**A block of data**
□ □ □ □
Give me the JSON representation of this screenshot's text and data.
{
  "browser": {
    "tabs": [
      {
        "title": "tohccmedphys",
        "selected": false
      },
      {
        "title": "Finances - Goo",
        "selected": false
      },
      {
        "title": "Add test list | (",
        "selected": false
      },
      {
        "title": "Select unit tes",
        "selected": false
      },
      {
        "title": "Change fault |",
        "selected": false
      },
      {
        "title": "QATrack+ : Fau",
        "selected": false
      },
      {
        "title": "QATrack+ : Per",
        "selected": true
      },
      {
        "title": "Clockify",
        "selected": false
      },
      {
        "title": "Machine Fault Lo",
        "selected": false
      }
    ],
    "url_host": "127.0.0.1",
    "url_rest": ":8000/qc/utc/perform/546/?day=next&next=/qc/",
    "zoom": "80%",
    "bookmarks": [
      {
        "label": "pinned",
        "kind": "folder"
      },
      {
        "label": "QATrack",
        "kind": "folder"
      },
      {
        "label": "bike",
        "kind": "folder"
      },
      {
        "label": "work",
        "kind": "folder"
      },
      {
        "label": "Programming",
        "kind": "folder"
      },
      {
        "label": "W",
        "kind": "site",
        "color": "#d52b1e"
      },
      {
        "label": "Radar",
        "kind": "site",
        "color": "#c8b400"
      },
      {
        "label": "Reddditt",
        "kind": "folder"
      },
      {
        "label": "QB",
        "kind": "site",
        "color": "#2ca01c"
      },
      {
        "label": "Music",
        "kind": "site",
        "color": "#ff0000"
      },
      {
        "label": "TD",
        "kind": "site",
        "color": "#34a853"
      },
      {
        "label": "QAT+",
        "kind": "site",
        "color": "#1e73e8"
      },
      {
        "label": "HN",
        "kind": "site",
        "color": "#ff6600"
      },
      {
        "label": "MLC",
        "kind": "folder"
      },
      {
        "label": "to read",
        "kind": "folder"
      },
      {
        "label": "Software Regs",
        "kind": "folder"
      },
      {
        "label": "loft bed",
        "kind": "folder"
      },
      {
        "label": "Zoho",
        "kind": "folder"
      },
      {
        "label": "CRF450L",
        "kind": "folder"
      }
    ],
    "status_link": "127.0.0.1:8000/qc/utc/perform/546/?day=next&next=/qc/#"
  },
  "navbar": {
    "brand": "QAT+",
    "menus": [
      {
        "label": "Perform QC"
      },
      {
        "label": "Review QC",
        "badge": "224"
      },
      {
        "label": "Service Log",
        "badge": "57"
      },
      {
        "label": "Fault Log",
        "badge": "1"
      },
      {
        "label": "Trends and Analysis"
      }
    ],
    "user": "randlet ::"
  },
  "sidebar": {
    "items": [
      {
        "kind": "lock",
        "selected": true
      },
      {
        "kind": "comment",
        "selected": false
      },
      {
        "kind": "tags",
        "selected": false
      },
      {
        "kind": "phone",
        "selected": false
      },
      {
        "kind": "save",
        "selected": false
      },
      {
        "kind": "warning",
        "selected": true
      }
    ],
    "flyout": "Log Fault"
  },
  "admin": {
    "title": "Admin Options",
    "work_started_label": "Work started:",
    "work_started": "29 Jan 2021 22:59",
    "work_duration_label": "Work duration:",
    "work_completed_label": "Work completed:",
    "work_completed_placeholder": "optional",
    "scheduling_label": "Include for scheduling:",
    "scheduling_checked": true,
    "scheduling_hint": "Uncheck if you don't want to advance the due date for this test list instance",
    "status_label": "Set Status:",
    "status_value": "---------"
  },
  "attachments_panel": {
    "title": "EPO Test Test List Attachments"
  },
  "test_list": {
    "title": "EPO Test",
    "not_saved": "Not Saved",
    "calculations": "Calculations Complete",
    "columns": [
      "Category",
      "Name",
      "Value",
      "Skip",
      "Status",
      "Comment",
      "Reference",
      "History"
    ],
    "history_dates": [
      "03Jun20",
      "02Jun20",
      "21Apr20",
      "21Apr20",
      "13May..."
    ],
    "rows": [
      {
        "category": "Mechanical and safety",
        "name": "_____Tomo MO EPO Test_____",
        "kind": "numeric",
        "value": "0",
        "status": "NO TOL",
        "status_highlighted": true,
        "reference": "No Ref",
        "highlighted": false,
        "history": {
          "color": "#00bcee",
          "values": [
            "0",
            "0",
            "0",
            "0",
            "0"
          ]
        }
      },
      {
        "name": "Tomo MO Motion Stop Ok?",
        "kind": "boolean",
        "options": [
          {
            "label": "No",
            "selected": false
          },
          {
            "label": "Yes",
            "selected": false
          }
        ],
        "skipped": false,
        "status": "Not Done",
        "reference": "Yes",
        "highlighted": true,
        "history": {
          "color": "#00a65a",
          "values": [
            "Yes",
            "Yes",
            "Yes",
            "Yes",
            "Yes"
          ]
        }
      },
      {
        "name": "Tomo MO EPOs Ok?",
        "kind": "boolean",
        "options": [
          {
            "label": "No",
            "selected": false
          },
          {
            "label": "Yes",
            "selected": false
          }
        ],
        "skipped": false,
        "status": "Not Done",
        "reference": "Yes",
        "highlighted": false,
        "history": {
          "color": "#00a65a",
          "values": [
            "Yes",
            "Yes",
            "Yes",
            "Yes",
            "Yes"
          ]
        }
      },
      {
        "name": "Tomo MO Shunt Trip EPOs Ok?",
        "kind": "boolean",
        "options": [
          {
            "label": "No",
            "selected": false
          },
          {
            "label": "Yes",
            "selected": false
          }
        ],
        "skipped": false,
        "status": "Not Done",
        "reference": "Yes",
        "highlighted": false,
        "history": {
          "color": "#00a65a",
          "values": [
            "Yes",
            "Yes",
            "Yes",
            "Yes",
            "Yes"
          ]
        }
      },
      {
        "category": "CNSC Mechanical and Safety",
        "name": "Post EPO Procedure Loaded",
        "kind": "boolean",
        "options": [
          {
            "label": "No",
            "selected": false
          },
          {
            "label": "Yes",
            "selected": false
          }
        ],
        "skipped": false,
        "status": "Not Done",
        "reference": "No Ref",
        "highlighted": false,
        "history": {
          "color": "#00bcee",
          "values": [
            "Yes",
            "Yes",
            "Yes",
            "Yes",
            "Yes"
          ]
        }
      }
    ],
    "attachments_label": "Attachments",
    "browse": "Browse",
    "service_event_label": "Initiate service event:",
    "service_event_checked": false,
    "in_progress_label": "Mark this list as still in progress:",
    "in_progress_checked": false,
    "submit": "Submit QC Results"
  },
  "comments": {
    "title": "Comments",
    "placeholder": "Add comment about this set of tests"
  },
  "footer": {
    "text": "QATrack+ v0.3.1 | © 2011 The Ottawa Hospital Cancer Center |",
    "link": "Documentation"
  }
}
□ □ □ □
**The task**
Find the word "text" in the data and show each line that holds it.

**Full solution**
Give me the JSON representation of this screenshot's text and data.
    "text": "QATrack+ v0.3.1 | © 2011 The Ottawa Hospital Cancer Center |",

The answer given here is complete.